**WHAT THE TASK REQUIRES:** Return the records word for word. Any pictures in them are not part of the copy.

**TASK INPUT:**
§ §

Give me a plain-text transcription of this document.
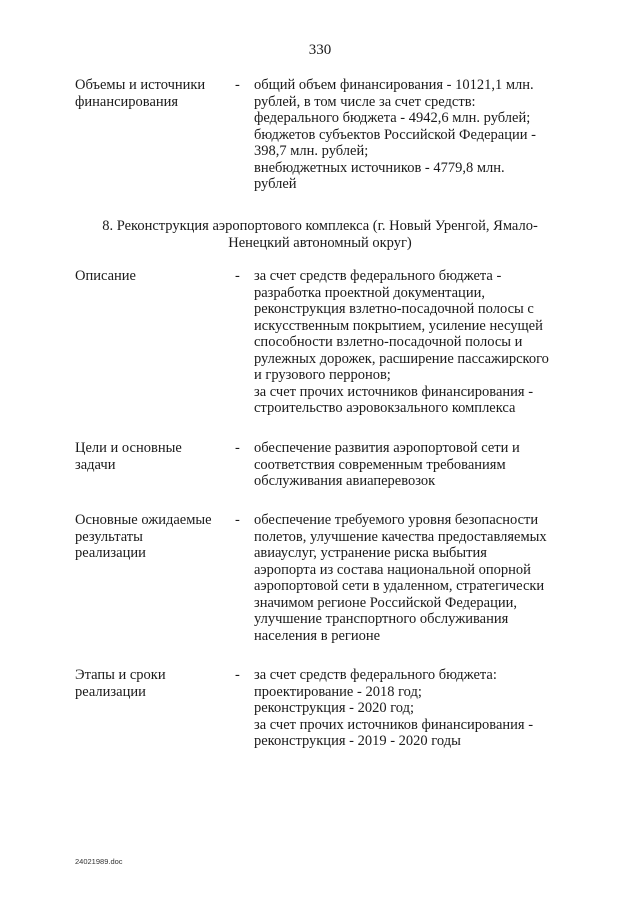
330
Объемы и источники
финансирования
- общий объем финансирования - 10121,1 млн.
рублей, в том числе за счет средств:
федерального бюджета - 4942,6 млн. рублей;
бюджетов субъектов Российской Федерации -
398,7 млн. рублей;
внебюджетных источников - 4779,8 млн.
рублей
8. Реконструкция аэропортового комплекса (г. Новый Уренгой, Ямало-
Ненецкий автономный округ)
Описание	- за счет средств федерального бюджета -
разработка проектной документации,
реконструкция взлетно-посадочной полосы с
искусственным покрытием, усиление несущей
способности взлетно-посадочной полосы и
рулежных дорожек, расширение пассажирского
и грузового перронов;
за счет прочих источников финансирования -
строительство аэровокзального комплекса
Цели и основные
задачи
- обеспечение развития аэропортовой сети и
соответствия современным требованиям
обслуживания авиаперевозок
Основные ожидаемые
результаты
реализации
- обеспечение требуемого уровня безопасности
полетов, улучшение качества предоставляемых
авиауслуг, устранение риска выбытия
аэропорта из состава национальной опорной
аэропортовой сети в удаленном, стратегически
значимом регионе Российской Федерации,
улучшение транспортного обслуживания
населения в регионе
Этапы и сроки
реализации
- за счет средств федерального бюджета:
проектирование - 2018 год;
реконструкция - 2020 год;
за счет прочих источников финансирования -
реконструкция - 2019 - 2020 годы
24021989.doc
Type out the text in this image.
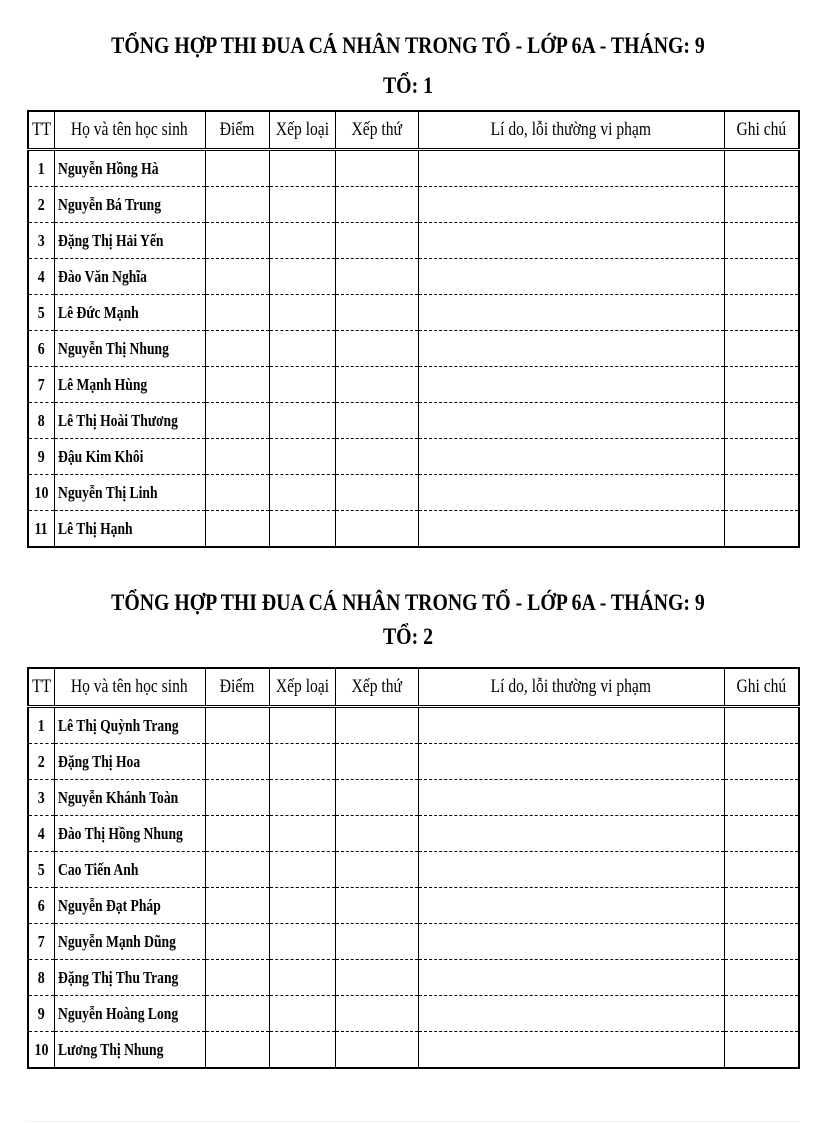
TỔNG HỢP THI ĐUA CÁ NHÂN TRONG TỔ - LỚP 6A - THÁNG: 9
TỔ: 1
TT	Họ và tên học sinh	Điểm	Xếp loại	Xếp thứ	Lí do, lỗi thường vi phạm	Ghi chú
1	Nguyễn Hồng Hà					
2	Nguyễn Bá Trung					
3	Đặng Thị Hải Yến					
4	Đào Văn Nghĩa					
5	Lê Đức Mạnh					
6	Nguyễn Thị Nhung					
7	Lê Mạnh Hùng					
8	Lê Thị Hoài Thương					
9	Đậu Kim Khôi					
10	Nguyễn Thị Linh					
11	Lê Thị Hạnh					
TỔNG HỢP THI ĐUA CÁ NHÂN TRONG TỔ - LỚP 6A - THÁNG: 9
TỔ: 2
TT	Họ và tên học sinh	Điểm	Xếp loại	Xếp thứ	Lí do, lỗi thường vi phạm	Ghi chú
1	Lê Thị Quỳnh Trang					
2	Đặng Thị Hoa					
3	Nguyễn Khánh Toàn					
4	Đào Thị Hồng Nhung					
5	Cao Tiến Anh					
6	Nguyễn Đạt Pháp					
7	Nguyễn Mạnh Dũng					
8	Đặng Thị Thu Trang					
9	Nguyễn Hoàng Long					
10	Lương Thị Nhung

§ §

**RESPONSE TO THE EXERCISE:**
Give me a plain-text transcription of this document.
330
Объемы и источники
финансирования
- общий объем финансирования - 10121,1 млн.
рублей, в том числе за счет средств:
федерального бюджета - 4942,6 млн. рублей;
бюджетов субъектов Российской Федерации -
398,7 млн. рублей;
внебюджетных источников - 4779,8 млн.
рублей
8. Реконструкция аэропортового комплекса (г. Новый Уренгой, Ямало-
Ненецкий автономный округ)
Описание	- за счет средств федерального бюджета -
разработка проектной документации,
реконструкция взлетно-посадочной полосы с
искусственным покрытием, усиление несущей
способности взлетно-посадочной полосы и
рулежных дорожек, расширение пассажирского
и грузового перронов;
за счет прочих источников финансирования -
строительство аэровокзального комплекса
Цели и основные
задачи
- обеспечение развития аэропортовой сети и
соответствия современным требованиям
обслуживания авиаперевозок
Основные ожидаемые
результаты
реализации
- обеспечение требуемого уровня безопасности
полетов, улучшение качества предоставляемых
авиауслуг, устранение риска выбытия
аэропорта из состава национальной опорной
аэропортовой сети в удаленном, стратегически
значимом регионе Российской Федерации,
улучшение транспортного обслуживания
населения в регионе
Этапы и сроки
реализации
- за счет средств федерального бюджета:
проектирование - 2018 год;
реконструкция - 2020 год;
за счет прочих источников финансирования -
реконструкция - 2019 - 2020 годы
24021989.doc
Type out the text in this image.
TỔNG HỢP THI ĐUA CÁ NHÂN TRONG TỔ - LỚP 6A - THÁNG: 9
TỔ: 1
TT	Họ và tên học sinh	Điểm	Xếp loại	Xếp thứ	Lí do, lỗi thường vi phạm	Ghi chú
1	Nguyễn Hồng Hà					
2	Nguyễn Bá Trung					
3	Đặng Thị Hải Yến					
4	Đào Văn Nghĩa					
5	Lê Đức Mạnh					
6	Nguyễn Thị Nhung					
7	Lê Mạnh Hùng					
8	Lê Thị Hoài Thương					
9	Đậu Kim Khôi					
10	Nguyễn Thị Linh					
11	Lê Thị Hạnh					
TỔNG HỢP THI ĐUA CÁ NHÂN TRONG TỔ - LỚP 6A - THÁNG: 9
TỔ: 2
TT	Họ và tên học sinh	Điểm	Xếp loại	Xếp thứ	Lí do, lỗi thường vi phạm	Ghi chú
1	Lê Thị Quỳnh Trang					
2	Đặng Thị Hoa					
3	Nguyễn Khánh Toàn					
4	Đào Thị Hồng Nhung					
5	Cao Tiến Anh					
6	Nguyễn Đạt Pháp					
7	Nguyễn Mạnh Dũng					
8	Đặng Thị Thu Trang					
9	Nguyễn Hoàng Long					
10	Lương Thị Nhung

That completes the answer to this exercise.